Rewrite each line of the data below as a JSON array of strings, one string per line, and leave out any blank lines.

■ LISTED ENTRIES ■
--*--
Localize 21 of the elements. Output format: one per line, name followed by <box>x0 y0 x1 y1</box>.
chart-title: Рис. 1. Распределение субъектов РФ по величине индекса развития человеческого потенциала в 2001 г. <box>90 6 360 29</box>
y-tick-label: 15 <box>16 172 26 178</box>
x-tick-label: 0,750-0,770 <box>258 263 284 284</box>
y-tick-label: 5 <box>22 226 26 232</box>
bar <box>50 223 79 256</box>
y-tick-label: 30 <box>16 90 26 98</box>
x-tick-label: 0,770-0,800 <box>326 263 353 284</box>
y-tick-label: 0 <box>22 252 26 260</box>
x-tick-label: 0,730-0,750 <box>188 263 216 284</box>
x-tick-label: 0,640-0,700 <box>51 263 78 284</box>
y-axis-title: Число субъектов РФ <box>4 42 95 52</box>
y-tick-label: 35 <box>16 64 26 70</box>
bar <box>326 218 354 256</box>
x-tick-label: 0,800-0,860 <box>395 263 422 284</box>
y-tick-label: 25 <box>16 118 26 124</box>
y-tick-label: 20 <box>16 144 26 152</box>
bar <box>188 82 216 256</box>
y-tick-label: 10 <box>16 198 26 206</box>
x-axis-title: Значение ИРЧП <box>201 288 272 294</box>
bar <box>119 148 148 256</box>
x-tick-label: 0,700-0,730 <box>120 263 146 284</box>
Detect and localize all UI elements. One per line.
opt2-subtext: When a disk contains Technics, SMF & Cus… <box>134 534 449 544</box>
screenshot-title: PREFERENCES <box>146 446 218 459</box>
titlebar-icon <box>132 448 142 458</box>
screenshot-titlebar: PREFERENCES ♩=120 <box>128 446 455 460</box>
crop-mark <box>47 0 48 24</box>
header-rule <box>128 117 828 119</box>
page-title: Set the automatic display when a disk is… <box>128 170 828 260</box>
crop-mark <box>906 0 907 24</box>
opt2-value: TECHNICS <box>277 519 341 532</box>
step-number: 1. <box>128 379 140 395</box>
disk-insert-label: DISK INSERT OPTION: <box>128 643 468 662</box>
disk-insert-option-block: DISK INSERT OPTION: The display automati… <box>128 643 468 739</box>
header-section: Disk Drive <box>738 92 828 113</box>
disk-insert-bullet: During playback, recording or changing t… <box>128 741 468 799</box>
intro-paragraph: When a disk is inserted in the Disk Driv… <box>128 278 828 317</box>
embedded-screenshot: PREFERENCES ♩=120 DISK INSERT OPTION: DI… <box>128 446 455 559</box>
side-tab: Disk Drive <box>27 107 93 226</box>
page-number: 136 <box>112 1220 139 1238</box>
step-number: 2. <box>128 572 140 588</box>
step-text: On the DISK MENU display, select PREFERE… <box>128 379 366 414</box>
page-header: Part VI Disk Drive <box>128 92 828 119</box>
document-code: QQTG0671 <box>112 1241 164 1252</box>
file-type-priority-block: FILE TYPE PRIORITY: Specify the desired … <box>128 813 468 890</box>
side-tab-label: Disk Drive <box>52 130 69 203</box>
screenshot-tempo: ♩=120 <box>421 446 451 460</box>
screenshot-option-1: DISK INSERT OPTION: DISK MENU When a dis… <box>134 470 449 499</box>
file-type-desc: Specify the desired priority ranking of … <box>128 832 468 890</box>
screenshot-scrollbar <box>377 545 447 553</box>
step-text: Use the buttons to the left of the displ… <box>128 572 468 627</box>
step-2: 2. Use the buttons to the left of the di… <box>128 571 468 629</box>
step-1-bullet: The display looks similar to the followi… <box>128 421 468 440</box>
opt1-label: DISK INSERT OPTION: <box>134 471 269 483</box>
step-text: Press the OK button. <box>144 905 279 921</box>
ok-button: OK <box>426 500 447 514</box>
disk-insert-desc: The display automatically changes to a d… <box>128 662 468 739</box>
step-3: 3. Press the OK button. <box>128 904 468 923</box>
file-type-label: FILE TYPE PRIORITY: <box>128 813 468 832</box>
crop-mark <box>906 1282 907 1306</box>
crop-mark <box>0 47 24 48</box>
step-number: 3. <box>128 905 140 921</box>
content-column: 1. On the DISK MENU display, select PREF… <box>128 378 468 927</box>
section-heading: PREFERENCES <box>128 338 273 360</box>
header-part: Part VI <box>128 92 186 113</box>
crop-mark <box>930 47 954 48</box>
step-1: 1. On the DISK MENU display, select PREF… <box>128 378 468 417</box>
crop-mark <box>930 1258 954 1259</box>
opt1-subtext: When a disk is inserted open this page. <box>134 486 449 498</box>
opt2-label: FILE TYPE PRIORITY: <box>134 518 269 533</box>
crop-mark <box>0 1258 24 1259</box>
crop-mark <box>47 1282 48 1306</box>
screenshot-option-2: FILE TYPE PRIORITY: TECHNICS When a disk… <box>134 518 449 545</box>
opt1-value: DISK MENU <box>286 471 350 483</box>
--*--
■ FINISHED EXERCISE ■
[
  "Localize 21 of the elements. Output format: one per line, name followed by <box>x0 y0 x1 y1</box>.",
  "chart-title: Рис. 1. Распределение субъектов РФ по величине индекса развития человеческого потенциала в 2001 г. <box>90 6 360 29</box>",
  "y-tick-label: 15 <box>16 172 26 178</box>",
  "x-tick-label: 0,750-0,770 <box>258 263 284 284</box>",
  "y-tick-label: 5 <box>22 226 26 232</box>",
  "bar <box>50 223 79 256</box>",
  "y-tick-label: 30 <box>16 90 26 98</box>",
  "x-tick-label: 0,770-0,800 <box>326 263 353 284</box>",
  "y-tick-label: 0 <box>22 252 26 260</box>",
  "x-tick-label: 0,730-0,750 <box>188 263 216 284</box>",
  "x-tick-label: 0,640-0,700 <box>51 263 78 284</box>",
  "y-axis-title: Число субъектов РФ <box>4 42 95 52</box>",
  "y-tick-label: 35 <box>16 64 26 70</box>",
  "bar <box>326 218 354 256</box>",
  "x-tick-label: 0,800-0,860 <box>395 263 422 284</box>",
  "y-tick-label: 25 <box>16 118 26 124</box>",
  "y-tick-label: 20 <box>16 144 26 152</box>",
  "bar <box>188 82 216 256</box>",
  "y-tick-label: 10 <box>16 198 26 206</box>",
  "x-axis-title: Значение ИРЧП <box>201 288 272 294</box>",
  "bar <box>119 148 148 256</box>",
  "x-tick-label: 0,700-0,730 <box>120 263 146 284</box>",
  "Detect and localize all UI elements. One per line.",
  "opt2-subtext: When a disk contains Technics, SMF & Cus… <box>134 534 449 544</box>",
  "screenshot-title: PREFERENCES <box>146 446 218 459</box>",
  "titlebar-icon <box>132 448 142 458</box>",
  "screenshot-titlebar: PREFERENCES ♩=120 <box>128 446 455 460</box>",
  "crop-mark <box>47 0 48 24</box>",
  "header-rule <box>128 117 828 119</box>",
  "page-title: Set the automatic display when a disk is… <box>128 170 828 260</box>",
  "crop-mark <box>906 0 907 24</box>",
  "opt2-value: TECHNICS <box>277 519 341 532</box>",
  "step-number: 1. <box>128 379 140 395</box>",
  "disk-insert-label: DISK INSERT OPTION: <box>128 643 468 662</box>",
  "disk-insert-option-block: DISK INSERT OPTION: The display automati… <box>128 643 468 739</box>",
  "header-section: Disk Drive <box>738 92 828 113</box>",
  "disk-insert-bullet: During playback, recording or changing t… <box>128 741 468 799</box>",
  "intro-paragraph: When a disk is inserted in the Disk Driv… <box>128 278 828 317</box>",
  "embedded-screenshot: PREFERENCES ♩=120 DISK INSERT OPTION: DI… <box>128 446 455 559</box>",
  "side-tab: Disk Drive <box>27 107 93 226</box>",
  "page-number: 136 <box>112 1220 139 1238</box>",
  "step-number: 2. <box>128 572 140 588</box>",
  "step-text: On the DISK MENU display, select PREFERE… <box>128 379 366 414</box>",
  "page-header: Part VI Disk Drive <box>128 92 828 119</box>",
  "document-code: QQTG0671 <box>112 1241 164 1252</box>",
  "file-type-priority-block: FILE TYPE PRIORITY: Specify the desired … <box>128 813 468 890</box>",
  "side-tab-label: Disk Drive <box>52 130 69 203</box>",
  "screenshot-tempo: ♩=120 <box>421 446 451 460</box>",
  "screenshot-option-1: DISK INSERT OPTION: DISK MENU When a dis… <box>134 470 449 499</box>",
  "file-type-desc: Specify the desired priority ranking of … <box>128 832 468 890</box>",
  "screenshot-scrollbar <box>377 545 447 553</box>",
  "step-text: Use the buttons to the left of the displ… <box>128 572 468 627</box>",
  "step-2: 2. Use the buttons to the left of the di… <box>128 571 468 629</box>",
  "step-1-bullet: The display looks similar to the followi… <box>128 421 468 440</box>",
  "opt1-label: DISK INSERT OPTION: <box>134 471 269 483</box>",
  "step-text: Press the OK button. <box>144 905 279 921</box>",
  "ok-button: OK <box>426 500 447 514</box>",
  "disk-insert-desc: The display automatically changes to a d… <box>128 662 468 739</box>",
  "step-3: 3. Press the OK button. <box>128 904 468 923</box>",
  "file-type-label: FILE TYPE PRIORITY: <box>128 813 468 832</box>",
  "crop-mark <box>906 1282 907 1306</box>",
  "crop-mark <box>0 47 24 48</box>",
  "step-number: 3. <box>128 905 140 921</box>",
  "content-column: 1. On the DISK MENU display, select PREF… <box>128 378 468 927</box>",
  "section-heading: PREFERENCES <box>128 338 273 360</box>",
  "header-part: Part VI <box>128 92 186 113</box>",
  "crop-mark <box>930 47 954 48</box>",
  "step-1: 1. On the DISK MENU display, select PREF… <box>128 378 468 417</box>",
  "crop-mark <box>930 1258 954 1259</box>",
  "opt1-subtext: When a disk is inserted open this page. <box>134 486 449 498</box>",
  "opt2-label: FILE TYPE PRIORITY: <box>134 518 269 533</box>",
  "crop-mark <box>0 1258 24 1259</box>",
  "crop-mark <box>47 1282 48 1306</box>",
  "screenshot-option-2: FILE TYPE PRIORITY: TECHNICS When a disk… <box>134 518 449 545</box>",
  "opt1-value: DISK MENU <box>286 471 350 483</box>"
]